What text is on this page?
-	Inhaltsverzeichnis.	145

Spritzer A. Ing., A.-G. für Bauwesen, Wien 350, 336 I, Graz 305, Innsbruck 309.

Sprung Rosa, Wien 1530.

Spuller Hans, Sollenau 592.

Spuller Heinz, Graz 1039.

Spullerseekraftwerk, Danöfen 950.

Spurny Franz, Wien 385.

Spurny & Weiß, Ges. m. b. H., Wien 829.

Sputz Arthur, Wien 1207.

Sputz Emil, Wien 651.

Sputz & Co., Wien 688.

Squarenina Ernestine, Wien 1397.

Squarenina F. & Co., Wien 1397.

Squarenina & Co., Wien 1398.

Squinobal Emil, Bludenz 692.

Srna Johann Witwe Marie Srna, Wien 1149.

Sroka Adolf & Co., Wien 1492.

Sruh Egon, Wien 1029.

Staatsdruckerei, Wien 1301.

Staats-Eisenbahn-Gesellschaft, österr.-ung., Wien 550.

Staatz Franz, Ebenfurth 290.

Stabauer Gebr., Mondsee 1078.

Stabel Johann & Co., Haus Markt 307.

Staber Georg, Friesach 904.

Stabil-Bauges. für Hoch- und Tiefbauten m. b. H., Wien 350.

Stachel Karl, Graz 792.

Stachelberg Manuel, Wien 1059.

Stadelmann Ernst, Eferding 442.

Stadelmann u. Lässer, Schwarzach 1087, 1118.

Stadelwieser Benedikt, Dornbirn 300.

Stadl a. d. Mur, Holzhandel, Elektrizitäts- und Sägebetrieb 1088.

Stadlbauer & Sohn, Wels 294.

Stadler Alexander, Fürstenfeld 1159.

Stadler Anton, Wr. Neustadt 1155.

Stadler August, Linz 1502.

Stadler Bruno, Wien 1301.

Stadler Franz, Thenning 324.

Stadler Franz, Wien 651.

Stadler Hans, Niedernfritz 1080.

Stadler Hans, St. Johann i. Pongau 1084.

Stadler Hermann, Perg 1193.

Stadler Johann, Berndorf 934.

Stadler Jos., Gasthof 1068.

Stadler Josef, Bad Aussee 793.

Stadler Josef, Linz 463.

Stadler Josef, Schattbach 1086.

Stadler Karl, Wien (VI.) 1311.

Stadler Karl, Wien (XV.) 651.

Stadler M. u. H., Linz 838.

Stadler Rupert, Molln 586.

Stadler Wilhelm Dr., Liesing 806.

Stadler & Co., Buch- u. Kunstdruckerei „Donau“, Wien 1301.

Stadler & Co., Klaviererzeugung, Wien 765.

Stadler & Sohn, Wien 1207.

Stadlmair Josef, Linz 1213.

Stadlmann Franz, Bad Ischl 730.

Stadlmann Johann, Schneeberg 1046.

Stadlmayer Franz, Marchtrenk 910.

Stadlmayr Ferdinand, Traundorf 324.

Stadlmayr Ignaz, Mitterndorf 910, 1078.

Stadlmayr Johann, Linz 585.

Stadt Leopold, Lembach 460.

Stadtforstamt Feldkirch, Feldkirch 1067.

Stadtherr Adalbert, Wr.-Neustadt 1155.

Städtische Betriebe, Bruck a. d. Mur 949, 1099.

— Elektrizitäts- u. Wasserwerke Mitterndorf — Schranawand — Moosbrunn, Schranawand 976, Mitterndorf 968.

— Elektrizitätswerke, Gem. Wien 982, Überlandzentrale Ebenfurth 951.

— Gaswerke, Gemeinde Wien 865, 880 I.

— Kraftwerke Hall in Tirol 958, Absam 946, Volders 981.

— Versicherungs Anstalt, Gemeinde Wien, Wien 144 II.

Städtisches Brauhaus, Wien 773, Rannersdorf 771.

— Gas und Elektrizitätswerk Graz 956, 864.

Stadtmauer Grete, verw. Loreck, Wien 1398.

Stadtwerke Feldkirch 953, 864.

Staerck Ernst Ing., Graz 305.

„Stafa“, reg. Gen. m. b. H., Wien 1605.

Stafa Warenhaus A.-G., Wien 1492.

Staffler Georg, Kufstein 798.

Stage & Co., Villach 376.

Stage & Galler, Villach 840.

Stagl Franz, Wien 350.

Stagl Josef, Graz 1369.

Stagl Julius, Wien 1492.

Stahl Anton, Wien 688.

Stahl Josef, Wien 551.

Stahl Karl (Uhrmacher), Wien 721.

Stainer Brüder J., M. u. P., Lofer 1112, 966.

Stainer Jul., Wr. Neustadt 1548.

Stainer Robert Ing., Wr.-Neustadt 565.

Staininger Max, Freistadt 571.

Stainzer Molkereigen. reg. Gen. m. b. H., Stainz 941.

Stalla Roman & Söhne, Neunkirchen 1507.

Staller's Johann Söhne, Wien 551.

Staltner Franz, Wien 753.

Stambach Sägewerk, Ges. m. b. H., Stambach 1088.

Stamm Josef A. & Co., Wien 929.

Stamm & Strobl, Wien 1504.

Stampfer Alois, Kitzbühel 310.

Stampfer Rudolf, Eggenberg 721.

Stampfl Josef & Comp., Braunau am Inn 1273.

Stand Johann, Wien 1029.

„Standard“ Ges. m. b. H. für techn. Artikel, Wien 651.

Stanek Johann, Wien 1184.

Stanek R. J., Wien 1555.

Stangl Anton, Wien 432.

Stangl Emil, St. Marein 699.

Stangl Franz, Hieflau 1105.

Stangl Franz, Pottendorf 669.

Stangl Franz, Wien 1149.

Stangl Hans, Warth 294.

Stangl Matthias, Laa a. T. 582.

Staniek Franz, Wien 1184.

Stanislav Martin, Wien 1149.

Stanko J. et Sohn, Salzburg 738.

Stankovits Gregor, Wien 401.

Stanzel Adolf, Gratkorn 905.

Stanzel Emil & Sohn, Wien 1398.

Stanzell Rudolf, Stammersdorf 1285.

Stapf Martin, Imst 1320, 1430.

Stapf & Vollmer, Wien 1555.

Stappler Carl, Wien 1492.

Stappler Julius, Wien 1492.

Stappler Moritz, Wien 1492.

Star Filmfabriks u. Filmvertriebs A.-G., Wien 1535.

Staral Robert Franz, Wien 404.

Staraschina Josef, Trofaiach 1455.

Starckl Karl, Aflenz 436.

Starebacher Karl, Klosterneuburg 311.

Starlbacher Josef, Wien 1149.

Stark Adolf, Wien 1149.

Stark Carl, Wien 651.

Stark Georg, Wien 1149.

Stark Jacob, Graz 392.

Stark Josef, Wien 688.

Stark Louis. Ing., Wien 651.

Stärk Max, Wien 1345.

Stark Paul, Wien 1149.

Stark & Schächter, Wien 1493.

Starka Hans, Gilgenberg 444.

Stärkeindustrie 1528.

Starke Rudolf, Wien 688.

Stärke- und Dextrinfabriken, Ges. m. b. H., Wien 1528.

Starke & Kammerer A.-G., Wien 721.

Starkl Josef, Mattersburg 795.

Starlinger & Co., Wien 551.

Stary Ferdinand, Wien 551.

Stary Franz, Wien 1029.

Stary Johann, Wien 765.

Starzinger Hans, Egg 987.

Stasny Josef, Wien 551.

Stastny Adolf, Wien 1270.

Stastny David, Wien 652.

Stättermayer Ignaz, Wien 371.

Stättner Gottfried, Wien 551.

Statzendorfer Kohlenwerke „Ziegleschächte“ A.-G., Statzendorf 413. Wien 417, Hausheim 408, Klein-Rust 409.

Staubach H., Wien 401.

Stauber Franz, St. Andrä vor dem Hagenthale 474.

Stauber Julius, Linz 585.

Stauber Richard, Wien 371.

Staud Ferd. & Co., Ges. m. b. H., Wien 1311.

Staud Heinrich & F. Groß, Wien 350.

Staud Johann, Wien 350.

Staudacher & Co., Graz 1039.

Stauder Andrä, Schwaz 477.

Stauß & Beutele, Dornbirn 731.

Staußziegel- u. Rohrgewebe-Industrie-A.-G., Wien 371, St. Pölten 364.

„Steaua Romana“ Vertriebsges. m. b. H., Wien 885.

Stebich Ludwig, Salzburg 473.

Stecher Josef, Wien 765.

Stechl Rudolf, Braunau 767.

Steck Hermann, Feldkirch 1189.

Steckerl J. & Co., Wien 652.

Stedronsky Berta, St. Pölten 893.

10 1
----------
Exercise prompt:
Look above for every line with the word "Martin" and copy it.

Answer to the task:
Stanislav Martin, Wien 1149.
Stapf Martin, Imst 1320, 1430.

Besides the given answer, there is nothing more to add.